In the records that follow, locate every line with "показатели" and extract it.

■ **RECORD SET**:
- - -
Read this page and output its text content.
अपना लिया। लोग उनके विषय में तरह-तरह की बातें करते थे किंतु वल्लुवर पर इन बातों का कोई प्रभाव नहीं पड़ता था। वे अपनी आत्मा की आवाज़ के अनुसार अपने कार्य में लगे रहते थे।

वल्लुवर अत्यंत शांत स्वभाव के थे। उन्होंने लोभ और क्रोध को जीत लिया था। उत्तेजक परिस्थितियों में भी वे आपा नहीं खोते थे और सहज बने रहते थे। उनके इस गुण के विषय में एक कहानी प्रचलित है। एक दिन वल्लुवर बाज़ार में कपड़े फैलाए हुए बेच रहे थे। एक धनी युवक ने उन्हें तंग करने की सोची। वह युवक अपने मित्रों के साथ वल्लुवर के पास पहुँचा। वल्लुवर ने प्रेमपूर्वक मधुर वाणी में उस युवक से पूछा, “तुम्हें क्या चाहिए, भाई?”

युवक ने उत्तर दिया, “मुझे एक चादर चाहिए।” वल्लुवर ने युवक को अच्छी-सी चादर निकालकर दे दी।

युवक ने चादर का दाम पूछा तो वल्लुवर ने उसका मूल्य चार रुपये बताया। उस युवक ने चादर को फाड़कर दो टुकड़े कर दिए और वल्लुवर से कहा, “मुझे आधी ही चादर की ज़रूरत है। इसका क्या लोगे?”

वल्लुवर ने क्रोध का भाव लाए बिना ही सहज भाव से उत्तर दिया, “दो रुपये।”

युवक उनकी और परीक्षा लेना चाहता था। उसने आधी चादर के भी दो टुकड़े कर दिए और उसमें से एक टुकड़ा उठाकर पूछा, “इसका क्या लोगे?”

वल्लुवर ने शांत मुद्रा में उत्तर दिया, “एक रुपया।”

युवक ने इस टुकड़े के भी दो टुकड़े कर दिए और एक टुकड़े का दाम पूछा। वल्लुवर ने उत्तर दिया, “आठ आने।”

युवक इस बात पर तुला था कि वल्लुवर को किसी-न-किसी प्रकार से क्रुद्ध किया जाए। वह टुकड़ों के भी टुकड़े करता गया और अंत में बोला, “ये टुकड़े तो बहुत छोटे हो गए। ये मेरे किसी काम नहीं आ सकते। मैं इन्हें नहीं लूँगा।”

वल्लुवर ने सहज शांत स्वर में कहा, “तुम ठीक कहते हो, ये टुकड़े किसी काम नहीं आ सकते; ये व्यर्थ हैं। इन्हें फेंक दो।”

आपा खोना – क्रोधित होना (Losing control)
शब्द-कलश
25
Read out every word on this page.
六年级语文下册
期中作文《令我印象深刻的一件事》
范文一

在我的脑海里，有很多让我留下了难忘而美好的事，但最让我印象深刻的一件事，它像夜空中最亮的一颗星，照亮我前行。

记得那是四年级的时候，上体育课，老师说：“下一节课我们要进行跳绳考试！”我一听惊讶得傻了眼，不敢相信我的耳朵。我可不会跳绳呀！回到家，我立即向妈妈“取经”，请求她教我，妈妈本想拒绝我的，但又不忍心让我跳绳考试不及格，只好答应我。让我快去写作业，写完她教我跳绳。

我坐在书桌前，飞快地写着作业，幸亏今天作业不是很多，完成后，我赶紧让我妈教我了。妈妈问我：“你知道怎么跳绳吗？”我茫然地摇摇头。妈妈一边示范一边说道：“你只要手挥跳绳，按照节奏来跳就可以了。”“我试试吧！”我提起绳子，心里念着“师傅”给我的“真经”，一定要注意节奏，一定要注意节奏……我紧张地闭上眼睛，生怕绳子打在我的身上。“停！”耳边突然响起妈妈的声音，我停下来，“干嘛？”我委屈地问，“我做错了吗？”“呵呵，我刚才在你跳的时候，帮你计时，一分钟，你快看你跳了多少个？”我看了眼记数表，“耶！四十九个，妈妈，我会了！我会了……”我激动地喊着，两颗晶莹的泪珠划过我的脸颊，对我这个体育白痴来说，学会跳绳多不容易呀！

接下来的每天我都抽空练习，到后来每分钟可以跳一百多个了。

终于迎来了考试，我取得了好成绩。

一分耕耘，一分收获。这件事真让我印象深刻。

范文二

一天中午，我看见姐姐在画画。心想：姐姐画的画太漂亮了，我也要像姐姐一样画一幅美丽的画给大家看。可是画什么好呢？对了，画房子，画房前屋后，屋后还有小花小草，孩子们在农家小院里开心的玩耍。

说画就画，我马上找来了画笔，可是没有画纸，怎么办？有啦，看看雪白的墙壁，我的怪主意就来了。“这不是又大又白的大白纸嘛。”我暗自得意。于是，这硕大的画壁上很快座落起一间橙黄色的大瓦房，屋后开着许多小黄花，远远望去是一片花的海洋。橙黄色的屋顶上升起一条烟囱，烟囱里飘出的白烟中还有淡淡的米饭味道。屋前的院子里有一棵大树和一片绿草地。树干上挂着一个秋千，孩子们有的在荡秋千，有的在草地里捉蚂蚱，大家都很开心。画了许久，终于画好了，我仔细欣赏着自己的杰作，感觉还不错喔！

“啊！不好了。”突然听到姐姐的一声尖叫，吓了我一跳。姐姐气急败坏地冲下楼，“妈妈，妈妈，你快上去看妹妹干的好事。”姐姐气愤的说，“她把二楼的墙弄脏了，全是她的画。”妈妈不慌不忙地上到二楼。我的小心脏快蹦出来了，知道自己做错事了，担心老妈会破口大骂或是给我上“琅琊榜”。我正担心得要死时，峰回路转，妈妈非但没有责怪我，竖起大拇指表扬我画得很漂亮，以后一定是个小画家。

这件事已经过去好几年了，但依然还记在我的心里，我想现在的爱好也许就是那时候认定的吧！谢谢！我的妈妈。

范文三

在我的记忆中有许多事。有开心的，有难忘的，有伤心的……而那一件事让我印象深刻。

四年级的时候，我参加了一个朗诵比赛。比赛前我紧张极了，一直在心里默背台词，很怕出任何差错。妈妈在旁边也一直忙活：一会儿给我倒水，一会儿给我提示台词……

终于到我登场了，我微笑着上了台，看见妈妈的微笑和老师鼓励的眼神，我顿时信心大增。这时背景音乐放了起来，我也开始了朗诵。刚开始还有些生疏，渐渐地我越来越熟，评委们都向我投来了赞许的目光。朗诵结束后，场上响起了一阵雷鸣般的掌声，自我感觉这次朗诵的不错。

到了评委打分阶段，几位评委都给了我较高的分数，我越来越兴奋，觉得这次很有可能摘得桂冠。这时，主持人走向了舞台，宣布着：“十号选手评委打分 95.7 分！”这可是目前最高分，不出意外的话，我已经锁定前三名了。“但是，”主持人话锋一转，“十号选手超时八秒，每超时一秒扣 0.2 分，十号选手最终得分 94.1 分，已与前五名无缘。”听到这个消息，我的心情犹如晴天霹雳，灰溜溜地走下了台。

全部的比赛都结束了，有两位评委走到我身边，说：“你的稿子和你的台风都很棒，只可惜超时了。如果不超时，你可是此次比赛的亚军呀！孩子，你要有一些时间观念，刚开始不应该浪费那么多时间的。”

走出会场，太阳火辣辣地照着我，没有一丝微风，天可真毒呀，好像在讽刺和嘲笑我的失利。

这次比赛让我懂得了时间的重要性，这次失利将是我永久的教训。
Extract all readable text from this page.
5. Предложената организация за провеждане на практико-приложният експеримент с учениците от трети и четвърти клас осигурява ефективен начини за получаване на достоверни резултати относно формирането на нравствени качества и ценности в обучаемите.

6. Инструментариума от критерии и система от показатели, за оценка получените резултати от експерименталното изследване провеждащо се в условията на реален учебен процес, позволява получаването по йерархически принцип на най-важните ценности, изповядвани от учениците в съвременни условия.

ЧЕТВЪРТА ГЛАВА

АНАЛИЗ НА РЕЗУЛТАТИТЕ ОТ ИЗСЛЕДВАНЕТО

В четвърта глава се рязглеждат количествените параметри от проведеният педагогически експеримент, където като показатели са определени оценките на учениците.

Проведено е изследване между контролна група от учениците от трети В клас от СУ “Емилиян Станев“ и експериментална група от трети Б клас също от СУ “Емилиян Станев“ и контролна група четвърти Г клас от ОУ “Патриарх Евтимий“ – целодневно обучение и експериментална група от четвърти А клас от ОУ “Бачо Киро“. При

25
- - -
■ **EXERCISE RESPONSE**:
6. Инструментариума от критерии и система от показатели, за оценка получените резултати от експерименталното изследване провеждащо се в условията на реален учебен процес, позволява получаването по йерархически принцип на най-важните ценности, изповядвани от учениците в съвременни условия.
В четвърта глава се рязглеждат количествените параметри от проведеният педагогически експеримент, където като показатели са определени оценките на учениците.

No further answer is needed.